* _PROMPT_
Can all of these lines be returned exactly?

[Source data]
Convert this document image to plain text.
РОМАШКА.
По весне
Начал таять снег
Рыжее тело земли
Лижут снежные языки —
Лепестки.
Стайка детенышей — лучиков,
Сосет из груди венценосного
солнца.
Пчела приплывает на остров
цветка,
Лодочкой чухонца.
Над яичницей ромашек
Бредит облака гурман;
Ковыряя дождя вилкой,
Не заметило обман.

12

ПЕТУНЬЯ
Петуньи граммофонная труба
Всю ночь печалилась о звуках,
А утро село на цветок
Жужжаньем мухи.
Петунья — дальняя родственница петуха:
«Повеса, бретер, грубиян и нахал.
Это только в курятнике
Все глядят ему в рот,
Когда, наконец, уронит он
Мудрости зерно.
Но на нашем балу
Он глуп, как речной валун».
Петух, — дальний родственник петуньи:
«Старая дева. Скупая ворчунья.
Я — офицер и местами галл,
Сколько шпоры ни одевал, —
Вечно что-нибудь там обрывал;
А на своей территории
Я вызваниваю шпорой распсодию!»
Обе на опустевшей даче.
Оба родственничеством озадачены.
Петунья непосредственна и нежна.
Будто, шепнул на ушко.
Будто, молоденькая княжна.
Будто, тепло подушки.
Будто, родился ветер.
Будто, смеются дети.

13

* _WRITTEN REPLY_
Convert this document image to plain text.
РОМАШКА.
По весне
Начал таять снег
Рыжее тело земли
Лижут снежные языки —
Лепестки.
Стайка детенышей — лучиков,
Сосет из груди венценосного
солнца.
Пчела приплывает на остров
цветка,
Лодочкой чухонца.
Над яичницей ромашек
Бредит облака гурман;
Ковыряя дождя вилкой,
Не заметило обман.

12

ПЕТУНЬЯ
Петуньи граммофонная труба
Всю ночь печалилась о звуках,
А утро село на цветок
Жужжаньем мухи.
Петунья — дальняя родственница петуха:
«Повеса, бретер, грубиян и нахал.
Это только в курятнике
Все глядят ему в рот,
Когда, наконец, уронит он
Мудрости зерно.
Но на нашем балу
Он глуп, как речной валун».
Петух, — дальний родственник петуньи:
«Старая дева. Скупая ворчунья.
Я — офицер и местами галл,
Сколько шпоры ни одевал, —
Вечно что-нибудь там обрывал;
А на своей территории
Я вызваниваю шпорой распсодию!»
Обе на опустевшей даче.
Оба родственничеством озадачены.
Петунья непосредственна и нежна.
Будто, шепнул на ушко.
Будто, молоденькая княжна.
Будто, тепло подушки.
Будто, родился ветер.
Будто, смеются дети.

13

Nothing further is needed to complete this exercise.